— START OF Records to use —

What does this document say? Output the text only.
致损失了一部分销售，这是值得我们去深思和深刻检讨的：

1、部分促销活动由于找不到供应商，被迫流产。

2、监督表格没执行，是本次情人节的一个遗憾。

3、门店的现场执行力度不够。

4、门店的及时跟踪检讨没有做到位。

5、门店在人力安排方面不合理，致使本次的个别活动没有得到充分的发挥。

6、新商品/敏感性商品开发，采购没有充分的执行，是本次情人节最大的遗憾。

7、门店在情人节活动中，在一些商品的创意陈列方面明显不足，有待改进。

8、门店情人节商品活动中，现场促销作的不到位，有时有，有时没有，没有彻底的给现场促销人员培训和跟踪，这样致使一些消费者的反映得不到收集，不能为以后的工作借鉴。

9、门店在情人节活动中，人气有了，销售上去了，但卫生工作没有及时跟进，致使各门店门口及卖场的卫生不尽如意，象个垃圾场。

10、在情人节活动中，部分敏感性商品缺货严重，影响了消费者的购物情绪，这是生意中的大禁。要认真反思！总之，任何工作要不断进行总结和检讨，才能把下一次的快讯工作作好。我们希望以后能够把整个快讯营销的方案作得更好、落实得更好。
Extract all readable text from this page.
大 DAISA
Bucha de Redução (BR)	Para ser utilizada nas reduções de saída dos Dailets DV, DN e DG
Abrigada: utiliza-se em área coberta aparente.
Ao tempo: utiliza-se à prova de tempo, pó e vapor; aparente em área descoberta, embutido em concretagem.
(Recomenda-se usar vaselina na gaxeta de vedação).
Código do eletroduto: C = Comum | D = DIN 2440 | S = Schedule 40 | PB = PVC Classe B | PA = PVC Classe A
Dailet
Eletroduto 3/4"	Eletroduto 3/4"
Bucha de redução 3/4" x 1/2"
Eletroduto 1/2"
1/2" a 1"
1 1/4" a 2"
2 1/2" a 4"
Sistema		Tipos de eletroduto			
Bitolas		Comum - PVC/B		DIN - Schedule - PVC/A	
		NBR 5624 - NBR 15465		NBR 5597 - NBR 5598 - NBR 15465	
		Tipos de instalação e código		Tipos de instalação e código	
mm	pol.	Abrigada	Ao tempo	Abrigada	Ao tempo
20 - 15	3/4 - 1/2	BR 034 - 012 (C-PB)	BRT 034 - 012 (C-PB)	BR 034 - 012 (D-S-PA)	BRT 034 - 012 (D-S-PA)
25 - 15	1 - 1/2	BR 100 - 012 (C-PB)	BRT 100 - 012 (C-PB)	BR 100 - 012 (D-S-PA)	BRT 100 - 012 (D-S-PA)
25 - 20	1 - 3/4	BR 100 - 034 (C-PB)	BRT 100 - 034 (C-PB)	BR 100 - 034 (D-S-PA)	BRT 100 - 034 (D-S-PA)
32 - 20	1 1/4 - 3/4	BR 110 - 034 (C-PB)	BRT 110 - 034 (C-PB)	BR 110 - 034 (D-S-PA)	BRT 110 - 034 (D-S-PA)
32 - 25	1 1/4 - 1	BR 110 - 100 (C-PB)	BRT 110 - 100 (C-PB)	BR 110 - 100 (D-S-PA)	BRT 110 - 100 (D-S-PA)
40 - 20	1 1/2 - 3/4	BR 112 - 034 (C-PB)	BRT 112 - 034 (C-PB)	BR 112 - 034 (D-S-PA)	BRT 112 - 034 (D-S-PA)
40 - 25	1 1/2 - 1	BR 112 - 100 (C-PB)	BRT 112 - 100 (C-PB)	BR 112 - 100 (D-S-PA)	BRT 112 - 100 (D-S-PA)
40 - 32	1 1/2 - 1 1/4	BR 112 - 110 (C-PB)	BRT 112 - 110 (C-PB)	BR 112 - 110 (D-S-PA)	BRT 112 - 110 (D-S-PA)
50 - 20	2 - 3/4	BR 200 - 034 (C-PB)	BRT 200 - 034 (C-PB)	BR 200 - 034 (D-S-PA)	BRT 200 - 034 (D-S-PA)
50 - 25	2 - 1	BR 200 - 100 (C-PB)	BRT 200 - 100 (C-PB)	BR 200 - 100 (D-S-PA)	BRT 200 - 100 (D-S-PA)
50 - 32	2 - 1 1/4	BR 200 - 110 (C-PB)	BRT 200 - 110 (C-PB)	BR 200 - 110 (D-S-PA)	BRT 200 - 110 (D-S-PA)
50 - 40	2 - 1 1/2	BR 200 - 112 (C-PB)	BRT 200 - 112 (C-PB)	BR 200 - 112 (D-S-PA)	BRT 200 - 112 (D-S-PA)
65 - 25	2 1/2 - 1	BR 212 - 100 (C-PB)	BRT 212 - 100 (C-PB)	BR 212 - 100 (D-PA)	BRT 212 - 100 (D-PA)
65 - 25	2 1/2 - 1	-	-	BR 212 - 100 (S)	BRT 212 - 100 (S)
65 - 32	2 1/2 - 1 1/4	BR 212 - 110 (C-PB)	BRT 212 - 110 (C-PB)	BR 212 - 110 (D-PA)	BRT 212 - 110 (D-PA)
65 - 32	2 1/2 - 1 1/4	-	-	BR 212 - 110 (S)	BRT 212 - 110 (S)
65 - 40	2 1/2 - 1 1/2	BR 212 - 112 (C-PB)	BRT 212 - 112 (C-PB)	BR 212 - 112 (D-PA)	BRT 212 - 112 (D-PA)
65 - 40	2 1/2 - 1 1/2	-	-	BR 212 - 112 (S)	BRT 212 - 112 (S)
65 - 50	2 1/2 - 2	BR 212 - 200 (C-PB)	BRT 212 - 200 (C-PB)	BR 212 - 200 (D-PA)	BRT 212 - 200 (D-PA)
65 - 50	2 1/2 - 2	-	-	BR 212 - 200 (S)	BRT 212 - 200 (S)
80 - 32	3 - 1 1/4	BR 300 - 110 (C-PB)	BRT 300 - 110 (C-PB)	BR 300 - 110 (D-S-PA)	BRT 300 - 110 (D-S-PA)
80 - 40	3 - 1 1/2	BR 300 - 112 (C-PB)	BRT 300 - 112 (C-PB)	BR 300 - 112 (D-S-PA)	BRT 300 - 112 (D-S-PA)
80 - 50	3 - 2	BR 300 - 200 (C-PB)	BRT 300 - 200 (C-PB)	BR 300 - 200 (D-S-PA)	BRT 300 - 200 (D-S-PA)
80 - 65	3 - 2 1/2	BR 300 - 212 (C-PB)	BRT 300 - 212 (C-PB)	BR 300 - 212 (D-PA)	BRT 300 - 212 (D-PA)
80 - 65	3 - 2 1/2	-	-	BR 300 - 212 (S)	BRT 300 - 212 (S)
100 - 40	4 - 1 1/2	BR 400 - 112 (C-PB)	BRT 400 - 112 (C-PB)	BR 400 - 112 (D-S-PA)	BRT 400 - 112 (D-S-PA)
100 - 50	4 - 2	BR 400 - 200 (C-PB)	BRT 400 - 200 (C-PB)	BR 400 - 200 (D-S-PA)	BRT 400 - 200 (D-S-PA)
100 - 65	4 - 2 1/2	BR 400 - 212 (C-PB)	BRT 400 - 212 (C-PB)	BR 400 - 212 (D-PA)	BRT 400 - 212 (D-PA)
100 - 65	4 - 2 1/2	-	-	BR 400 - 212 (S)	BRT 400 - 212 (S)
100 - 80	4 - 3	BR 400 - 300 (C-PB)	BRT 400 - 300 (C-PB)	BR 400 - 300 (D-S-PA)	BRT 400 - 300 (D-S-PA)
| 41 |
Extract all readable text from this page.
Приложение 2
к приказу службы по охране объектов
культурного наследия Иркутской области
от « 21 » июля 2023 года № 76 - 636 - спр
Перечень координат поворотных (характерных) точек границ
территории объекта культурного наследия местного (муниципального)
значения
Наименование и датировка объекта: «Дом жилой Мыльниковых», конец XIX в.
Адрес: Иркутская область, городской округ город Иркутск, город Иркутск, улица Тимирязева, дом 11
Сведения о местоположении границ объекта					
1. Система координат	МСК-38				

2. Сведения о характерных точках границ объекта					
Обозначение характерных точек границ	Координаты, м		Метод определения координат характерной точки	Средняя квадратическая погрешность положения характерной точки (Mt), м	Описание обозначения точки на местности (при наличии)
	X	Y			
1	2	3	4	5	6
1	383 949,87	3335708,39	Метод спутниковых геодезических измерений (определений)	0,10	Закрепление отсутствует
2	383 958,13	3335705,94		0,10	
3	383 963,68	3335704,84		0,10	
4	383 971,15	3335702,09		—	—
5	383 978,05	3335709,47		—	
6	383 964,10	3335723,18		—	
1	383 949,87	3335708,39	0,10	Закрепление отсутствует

— END OF Records to use —

**Written request**. All lines of the data above that include the word "Закрепление" must be shown.

**Solution**.
1	383 949,87	3335708,39	Метод спутниковых геодезических измерений (определений)	0,10	Закрепление отсутствует
1	383 949,87	3335708,39	0,10	Закрепление отсутствует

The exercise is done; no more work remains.